(What this task involves):
Nothing may be dropped or altered: reproduce all the data.

(Data in this exercise):
------------

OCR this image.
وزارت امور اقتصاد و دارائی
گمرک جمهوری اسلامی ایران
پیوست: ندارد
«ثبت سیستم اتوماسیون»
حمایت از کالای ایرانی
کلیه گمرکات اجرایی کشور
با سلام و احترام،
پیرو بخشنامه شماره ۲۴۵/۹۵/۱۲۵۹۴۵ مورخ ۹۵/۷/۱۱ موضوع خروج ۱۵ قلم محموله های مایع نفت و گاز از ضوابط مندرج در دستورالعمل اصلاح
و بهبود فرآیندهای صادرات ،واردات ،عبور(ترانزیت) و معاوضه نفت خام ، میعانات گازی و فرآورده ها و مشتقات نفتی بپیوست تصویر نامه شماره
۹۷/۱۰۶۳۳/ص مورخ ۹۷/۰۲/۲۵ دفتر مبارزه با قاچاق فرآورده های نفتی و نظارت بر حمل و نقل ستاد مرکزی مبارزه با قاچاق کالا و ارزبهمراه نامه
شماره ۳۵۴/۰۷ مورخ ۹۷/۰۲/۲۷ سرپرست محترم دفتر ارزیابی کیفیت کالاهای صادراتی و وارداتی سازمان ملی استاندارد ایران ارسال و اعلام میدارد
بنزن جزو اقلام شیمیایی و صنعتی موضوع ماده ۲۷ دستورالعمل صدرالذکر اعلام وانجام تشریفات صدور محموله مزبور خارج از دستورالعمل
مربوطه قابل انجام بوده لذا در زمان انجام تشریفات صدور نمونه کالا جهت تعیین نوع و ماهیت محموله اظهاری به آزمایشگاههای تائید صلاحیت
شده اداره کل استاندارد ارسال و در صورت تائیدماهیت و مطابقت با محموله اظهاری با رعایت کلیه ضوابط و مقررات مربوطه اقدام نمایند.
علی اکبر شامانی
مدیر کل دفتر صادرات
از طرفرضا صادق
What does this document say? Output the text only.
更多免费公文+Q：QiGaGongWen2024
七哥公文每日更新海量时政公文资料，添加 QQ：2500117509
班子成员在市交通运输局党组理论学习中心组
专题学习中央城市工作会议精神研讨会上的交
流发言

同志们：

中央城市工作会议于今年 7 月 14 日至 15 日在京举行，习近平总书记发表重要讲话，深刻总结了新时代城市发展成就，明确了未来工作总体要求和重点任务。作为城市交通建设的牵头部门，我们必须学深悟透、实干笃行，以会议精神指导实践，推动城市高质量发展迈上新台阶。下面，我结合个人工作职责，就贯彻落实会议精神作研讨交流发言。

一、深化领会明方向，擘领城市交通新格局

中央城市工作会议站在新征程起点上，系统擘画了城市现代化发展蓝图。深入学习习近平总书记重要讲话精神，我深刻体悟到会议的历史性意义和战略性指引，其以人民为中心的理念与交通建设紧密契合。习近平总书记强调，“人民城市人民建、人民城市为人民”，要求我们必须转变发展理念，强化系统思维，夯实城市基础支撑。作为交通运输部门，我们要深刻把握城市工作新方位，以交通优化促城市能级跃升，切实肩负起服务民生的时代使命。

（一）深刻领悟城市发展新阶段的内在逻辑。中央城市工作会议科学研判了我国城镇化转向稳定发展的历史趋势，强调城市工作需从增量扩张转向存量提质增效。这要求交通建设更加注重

------------

(Output of the exercise):
OCR this image.
وزارت امور اقتصاد و دارائی
گمرک جمهوری اسلامی ایران
پیوست: ندارد
«ثبت سیستم اتوماسیون»
حمایت از کالای ایرانی
کلیه گمرکات اجرایی کشور
با سلام و احترام،
پیرو بخشنامه شماره ۲۴۵/۹۵/۱۲۵۹۴۵ مورخ ۹۵/۷/۱۱ موضوع خروج ۱۵ قلم محموله های مایع نفت و گاز از ضوابط مندرج در دستورالعمل اصلاح
و بهبود فرآیندهای صادرات ،واردات ،عبور(ترانزیت) و معاوضه نفت خام ، میعانات گازی و فرآورده ها و مشتقات نفتی بپیوست تصویر نامه شماره
۹۷/۱۰۶۳۳/ص مورخ ۹۷/۰۲/۲۵ دفتر مبارزه با قاچاق فرآورده های نفتی و نظارت بر حمل و نقل ستاد مرکزی مبارزه با قاچاق کالا و ارزبهمراه نامه
شماره ۳۵۴/۰۷ مورخ ۹۷/۰۲/۲۷ سرپرست محترم دفتر ارزیابی کیفیت کالاهای صادراتی و وارداتی سازمان ملی استاندارد ایران ارسال و اعلام میدارد
بنزن جزو اقلام شیمیایی و صنعتی موضوع ماده ۲۷ دستورالعمل صدرالذکر اعلام وانجام تشریفات صدور محموله مزبور خارج از دستورالعمل
مربوطه قابل انجام بوده لذا در زمان انجام تشریفات صدور نمونه کالا جهت تعیین نوع و ماهیت محموله اظهاری به آزمایشگاههای تائید صلاحیت
شده اداره کل استاندارد ارسال و در صورت تائیدماهیت و مطابقت با محموله اظهاری با رعایت کلیه ضوابط و مقررات مربوطه اقدام نمایند.
علی اکبر شامانی
مدیر کل دفتر صادرات
از طرفرضا صادق
What does this document say? Output the text only.
更多免费公文+Q：QiGaGongWen2024
七哥公文每日更新海量时政公文资料，添加 QQ：2500117509
班子成员在市交通运输局党组理论学习中心组
专题学习中央城市工作会议精神研讨会上的交
流发言

同志们：

中央城市工作会议于今年 7 月 14 日至 15 日在京举行，习近平总书记发表重要讲话，深刻总结了新时代城市发展成就，明确了未来工作总体要求和重点任务。作为城市交通建设的牵头部门，我们必须学深悟透、实干笃行，以会议精神指导实践，推动城市高质量发展迈上新台阶。下面，我结合个人工作职责，就贯彻落实会议精神作研讨交流发言。

一、深化领会明方向，擘领城市交通新格局

中央城市工作会议站在新征程起点上，系统擘画了城市现代化发展蓝图。深入学习习近平总书记重要讲话精神，我深刻体悟到会议的历史性意义和战略性指引，其以人民为中心的理念与交通建设紧密契合。习近平总书记强调，“人民城市人民建、人民城市为人民”，要求我们必须转变发展理念，强化系统思维，夯实城市基础支撑。作为交通运输部门，我们要深刻把握城市工作新方位，以交通优化促城市能级跃升，切实肩负起服务民生的时代使命。

（一）深刻领悟城市发展新阶段的内在逻辑。中央城市工作会议科学研判了我国城镇化转向稳定发展的历史趋势，强调城市工作需从增量扩张转向存量提质增效。这要求交通建设更加注重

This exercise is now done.